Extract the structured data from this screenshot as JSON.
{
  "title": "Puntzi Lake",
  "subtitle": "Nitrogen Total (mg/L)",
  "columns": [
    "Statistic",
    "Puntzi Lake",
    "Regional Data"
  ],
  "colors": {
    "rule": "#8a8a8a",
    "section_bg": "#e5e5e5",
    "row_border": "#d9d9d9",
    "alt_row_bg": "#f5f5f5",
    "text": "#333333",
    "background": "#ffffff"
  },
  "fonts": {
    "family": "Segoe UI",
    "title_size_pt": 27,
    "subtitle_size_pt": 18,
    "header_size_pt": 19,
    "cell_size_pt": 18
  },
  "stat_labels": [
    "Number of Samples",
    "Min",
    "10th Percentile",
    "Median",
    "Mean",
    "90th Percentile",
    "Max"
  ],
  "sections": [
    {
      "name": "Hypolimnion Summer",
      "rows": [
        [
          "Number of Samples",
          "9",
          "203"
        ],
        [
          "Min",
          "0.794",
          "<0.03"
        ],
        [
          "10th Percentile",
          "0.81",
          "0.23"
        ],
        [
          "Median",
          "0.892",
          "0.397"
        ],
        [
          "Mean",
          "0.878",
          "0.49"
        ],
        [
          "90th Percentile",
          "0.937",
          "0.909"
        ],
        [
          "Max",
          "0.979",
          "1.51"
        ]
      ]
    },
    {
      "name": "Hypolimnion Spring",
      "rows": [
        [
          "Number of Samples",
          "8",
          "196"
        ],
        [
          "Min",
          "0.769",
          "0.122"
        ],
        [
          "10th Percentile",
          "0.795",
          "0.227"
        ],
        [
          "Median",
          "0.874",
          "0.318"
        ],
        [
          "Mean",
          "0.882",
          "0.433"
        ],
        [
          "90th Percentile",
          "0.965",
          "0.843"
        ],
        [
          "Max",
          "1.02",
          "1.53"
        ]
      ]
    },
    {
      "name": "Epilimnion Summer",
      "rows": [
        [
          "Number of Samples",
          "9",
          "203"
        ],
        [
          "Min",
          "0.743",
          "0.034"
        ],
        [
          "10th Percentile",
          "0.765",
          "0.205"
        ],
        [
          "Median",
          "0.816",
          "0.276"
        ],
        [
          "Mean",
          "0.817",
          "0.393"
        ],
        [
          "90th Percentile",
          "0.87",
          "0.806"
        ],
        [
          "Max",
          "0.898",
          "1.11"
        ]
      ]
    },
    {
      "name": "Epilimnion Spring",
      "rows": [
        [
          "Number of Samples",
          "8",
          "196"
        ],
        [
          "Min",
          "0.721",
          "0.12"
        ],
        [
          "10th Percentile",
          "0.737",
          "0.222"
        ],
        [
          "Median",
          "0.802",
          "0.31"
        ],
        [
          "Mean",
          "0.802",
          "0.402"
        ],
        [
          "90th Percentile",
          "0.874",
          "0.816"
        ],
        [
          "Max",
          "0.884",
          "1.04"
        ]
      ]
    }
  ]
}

#### The exercise
Each entry above is to be quoted exactly.

#### Output
Extract the structured data from this screenshot as JSON.
{
  "title": "Puntzi Lake",
  "subtitle": "Nitrogen Total (mg/L)",
  "columns": [
    "Statistic",
    "Puntzi Lake",
    "Regional Data"
  ],
  "colors": {
    "rule": "#8a8a8a",
    "section_bg": "#e5e5e5",
    "row_border": "#d9d9d9",
    "alt_row_bg": "#f5f5f5",
    "text": "#333333",
    "background": "#ffffff"
  },
  "fonts": {
    "family": "Segoe UI",
    "title_size_pt": 27,
    "subtitle_size_pt": 18,
    "header_size_pt": 19,
    "cell_size_pt": 18
  },
  "stat_labels": [
    "Number of Samples",
    "Min",
    "10th Percentile",
    "Median",
    "Mean",
    "90th Percentile",
    "Max"
  ],
  "sections": [
    {
      "name": "Hypolimnion Summer",
      "rows": [
        [
          "Number of Samples",
          "9",
          "203"
        ],
        [
          "Min",
          "0.794",
          "<0.03"
        ],
        [
          "10th Percentile",
          "0.81",
          "0.23"
        ],
        [
          "Median",
          "0.892",
          "0.397"
        ],
        [
          "Mean",
          "0.878",
          "0.49"
        ],
        [
          "90th Percentile",
          "0.937",
          "0.909"
        ],
        [
          "Max",
          "0.979",
          "1.51"
        ]
      ]
    },
    {
      "name": "Hypolimnion Spring",
      "rows": [
        [
          "Number of Samples",
          "8",
          "196"
        ],
        [
          "Min",
          "0.769",
          "0.122"
        ],
        [
          "10th Percentile",
          "0.795",
          "0.227"
        ],
        [
          "Median",
          "0.874",
          "0.318"
        ],
        [
          "Mean",
          "0.882",
          "0.433"
        ],
        [
          "90th Percentile",
          "0.965",
          "0.843"
        ],
        [
          "Max",
          "1.02",
          "1.53"
        ]
      ]
    },
    {
      "name": "Epilimnion Summer",
      "rows": [
        [
          "Number of Samples",
          "9",
          "203"
        ],
        [
          "Min",
          "0.743",
          "0.034"
        ],
        [
          "10th Percentile",
          "0.765",
          "0.205"
        ],
        [
          "Median",
          "0.816",
          "0.276"
        ],
        [
          "Mean",
          "0.817",
          "0.393"
        ],
        [
          "90th Percentile",
          "0.87",
          "0.806"
        ],
        [
          "Max",
          "0.898",
          "1.11"
        ]
      ]
    },
    {
      "name": "Epilimnion Spring",
      "rows": [
        [
          "Number of Samples",
          "8",
          "196"
        ],
        [
          "Min",
          "0.721",
          "0.12"
        ],
        [
          "10th Percentile",
          "0.737",
          "0.222"
        ],
        [
          "Median",
          "0.802",
          "0.31"
        ],
        [
          "Mean",
          "0.802",
          "0.402"
        ],
        [
          "90th Percentile",
          "0.874",
          "0.816"
        ],
        [
          "Max",
          "0.884",
          "1.04"
        ]
      ]
    }
  ]
}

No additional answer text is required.